START TASK INPUTS

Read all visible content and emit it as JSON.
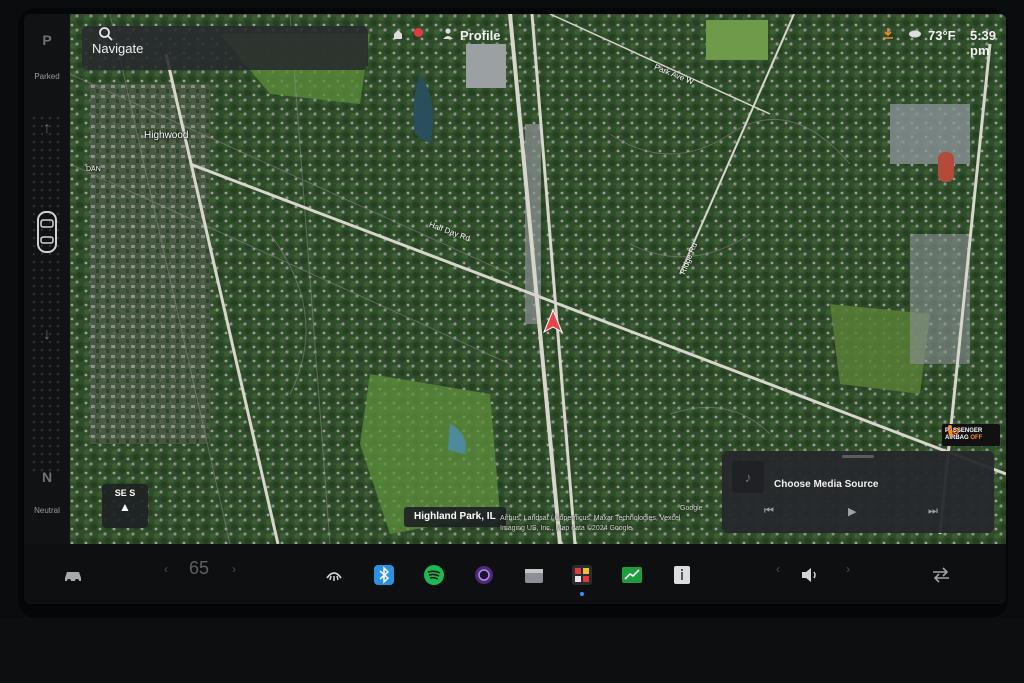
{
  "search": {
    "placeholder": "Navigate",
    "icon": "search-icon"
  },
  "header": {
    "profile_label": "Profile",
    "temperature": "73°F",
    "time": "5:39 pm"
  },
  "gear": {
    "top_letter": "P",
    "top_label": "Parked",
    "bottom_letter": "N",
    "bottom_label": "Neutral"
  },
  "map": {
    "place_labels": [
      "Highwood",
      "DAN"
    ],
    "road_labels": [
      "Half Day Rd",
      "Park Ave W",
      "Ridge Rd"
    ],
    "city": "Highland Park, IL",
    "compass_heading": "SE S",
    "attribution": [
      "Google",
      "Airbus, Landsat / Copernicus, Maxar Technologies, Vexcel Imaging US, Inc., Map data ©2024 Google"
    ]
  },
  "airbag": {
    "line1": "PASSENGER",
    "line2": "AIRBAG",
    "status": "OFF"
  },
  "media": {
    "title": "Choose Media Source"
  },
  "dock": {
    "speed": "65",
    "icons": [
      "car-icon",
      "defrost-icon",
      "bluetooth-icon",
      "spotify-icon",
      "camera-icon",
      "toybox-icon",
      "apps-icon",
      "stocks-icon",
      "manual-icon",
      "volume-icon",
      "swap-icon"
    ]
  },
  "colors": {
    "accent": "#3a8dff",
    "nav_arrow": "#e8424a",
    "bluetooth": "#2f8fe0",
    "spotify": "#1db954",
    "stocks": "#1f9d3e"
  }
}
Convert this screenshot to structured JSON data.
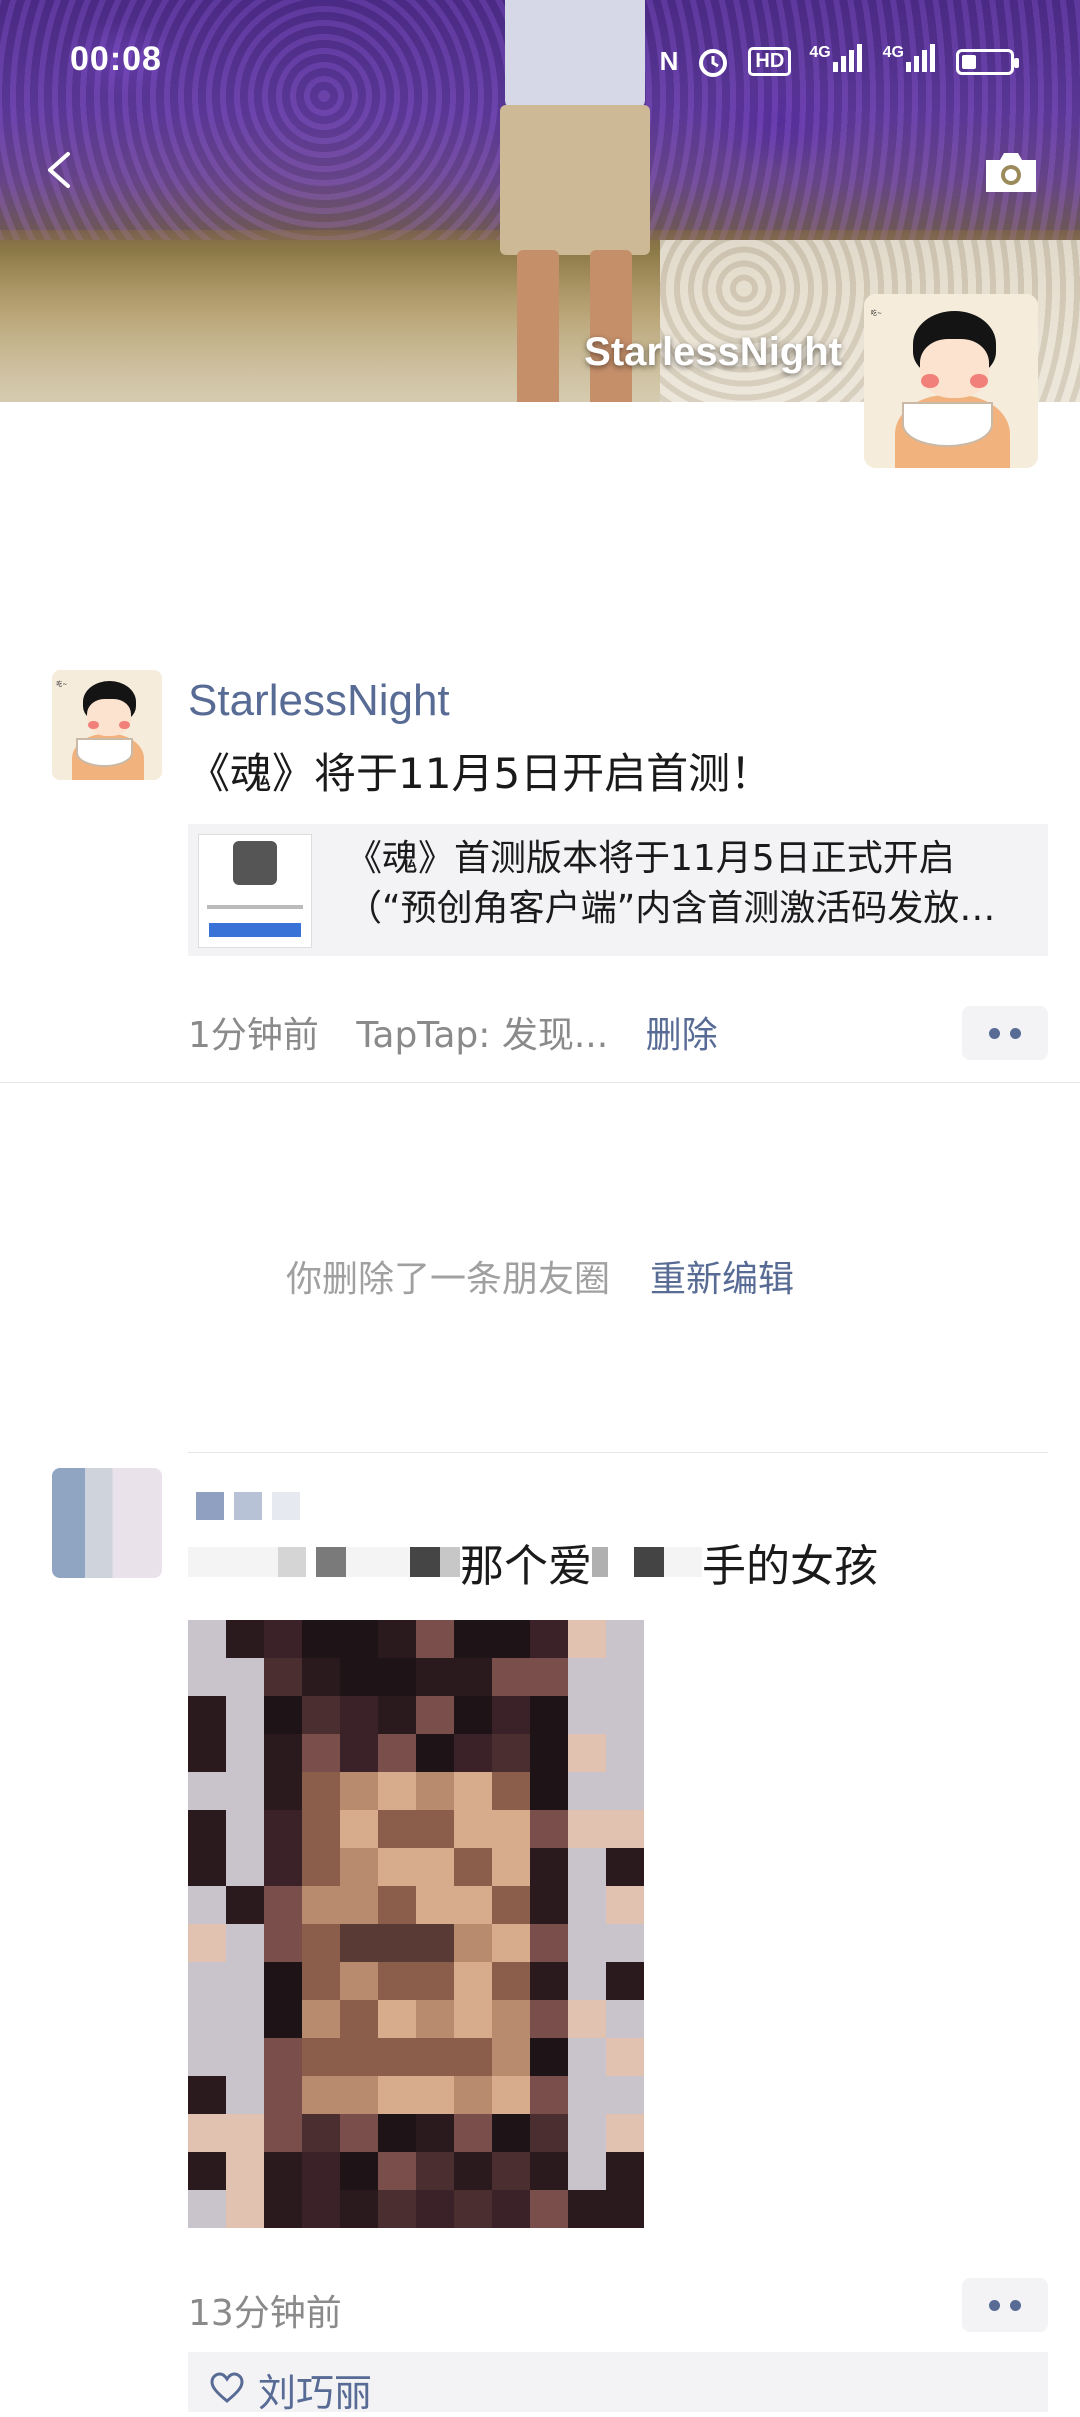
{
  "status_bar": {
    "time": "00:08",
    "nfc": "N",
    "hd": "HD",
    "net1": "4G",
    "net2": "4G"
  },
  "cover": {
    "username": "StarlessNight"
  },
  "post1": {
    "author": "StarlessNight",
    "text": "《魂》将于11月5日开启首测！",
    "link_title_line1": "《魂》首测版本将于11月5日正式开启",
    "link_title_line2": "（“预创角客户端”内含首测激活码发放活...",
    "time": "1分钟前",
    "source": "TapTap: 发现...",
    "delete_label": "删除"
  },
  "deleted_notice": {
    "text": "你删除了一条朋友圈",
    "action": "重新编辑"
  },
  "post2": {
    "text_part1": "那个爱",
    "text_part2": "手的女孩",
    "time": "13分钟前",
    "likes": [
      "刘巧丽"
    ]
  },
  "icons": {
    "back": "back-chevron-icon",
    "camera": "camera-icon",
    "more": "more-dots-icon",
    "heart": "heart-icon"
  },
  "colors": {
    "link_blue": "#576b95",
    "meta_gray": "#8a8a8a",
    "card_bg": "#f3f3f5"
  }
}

END TASK INPUTS
START TASK INPUTS

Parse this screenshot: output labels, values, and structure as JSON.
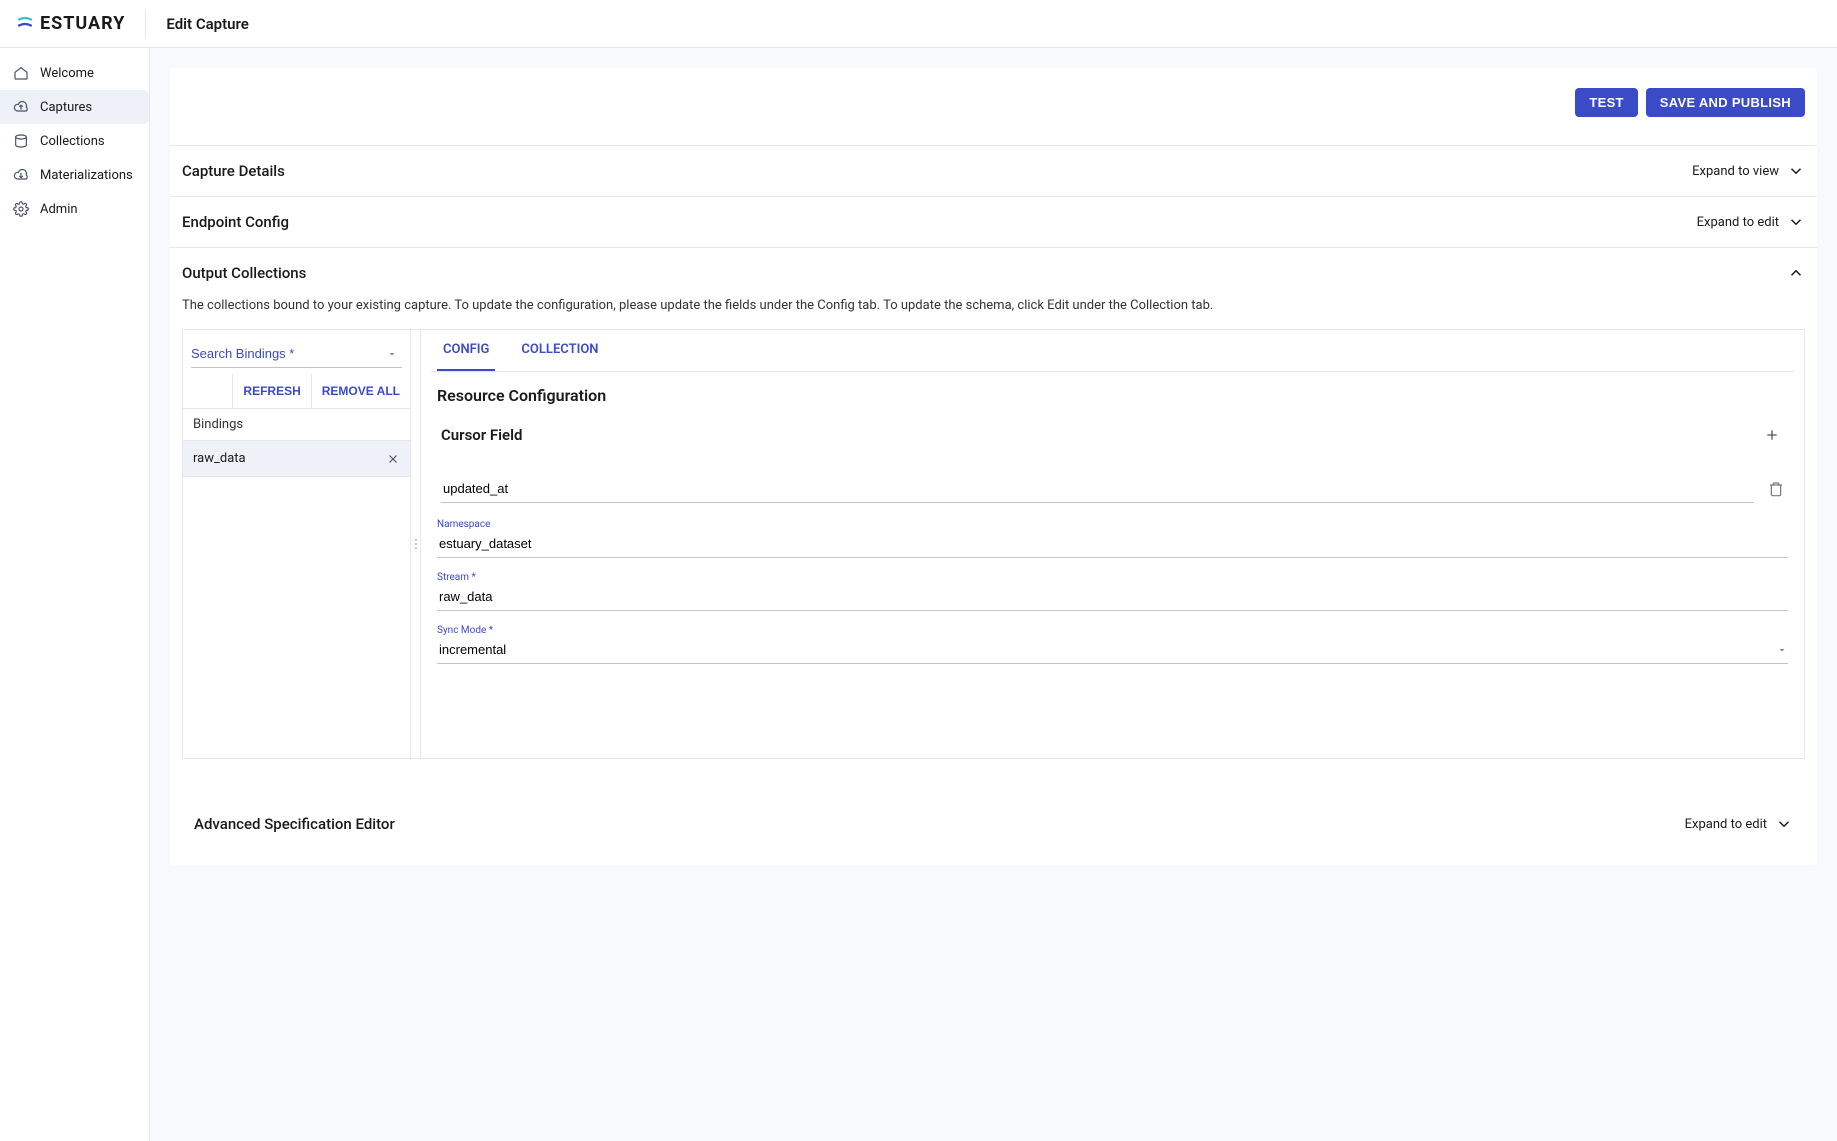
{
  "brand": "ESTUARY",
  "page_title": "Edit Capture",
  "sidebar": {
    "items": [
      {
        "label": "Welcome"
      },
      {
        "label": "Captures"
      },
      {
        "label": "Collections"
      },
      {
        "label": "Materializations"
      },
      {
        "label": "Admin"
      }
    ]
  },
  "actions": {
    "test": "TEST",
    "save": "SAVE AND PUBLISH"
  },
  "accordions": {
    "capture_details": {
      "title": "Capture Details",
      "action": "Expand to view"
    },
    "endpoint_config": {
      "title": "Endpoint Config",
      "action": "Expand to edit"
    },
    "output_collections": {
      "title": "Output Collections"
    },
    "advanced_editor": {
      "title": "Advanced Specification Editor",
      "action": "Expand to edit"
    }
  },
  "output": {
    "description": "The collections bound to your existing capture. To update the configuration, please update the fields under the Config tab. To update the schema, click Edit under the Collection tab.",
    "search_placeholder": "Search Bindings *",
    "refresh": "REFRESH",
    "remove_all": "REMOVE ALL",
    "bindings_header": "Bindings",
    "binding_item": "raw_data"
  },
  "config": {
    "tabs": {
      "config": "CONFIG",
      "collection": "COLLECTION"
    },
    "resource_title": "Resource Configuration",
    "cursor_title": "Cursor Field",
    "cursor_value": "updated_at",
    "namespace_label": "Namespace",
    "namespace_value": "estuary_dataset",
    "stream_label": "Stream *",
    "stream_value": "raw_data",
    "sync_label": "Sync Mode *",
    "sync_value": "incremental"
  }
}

END TASK INPUTS

§ EXERCISE DIRECTIONS: Each line above that includes "StarlessNight" should be shown.

§ ANSWER:
    "username": "StarlessNight"
    "author": "StarlessNight",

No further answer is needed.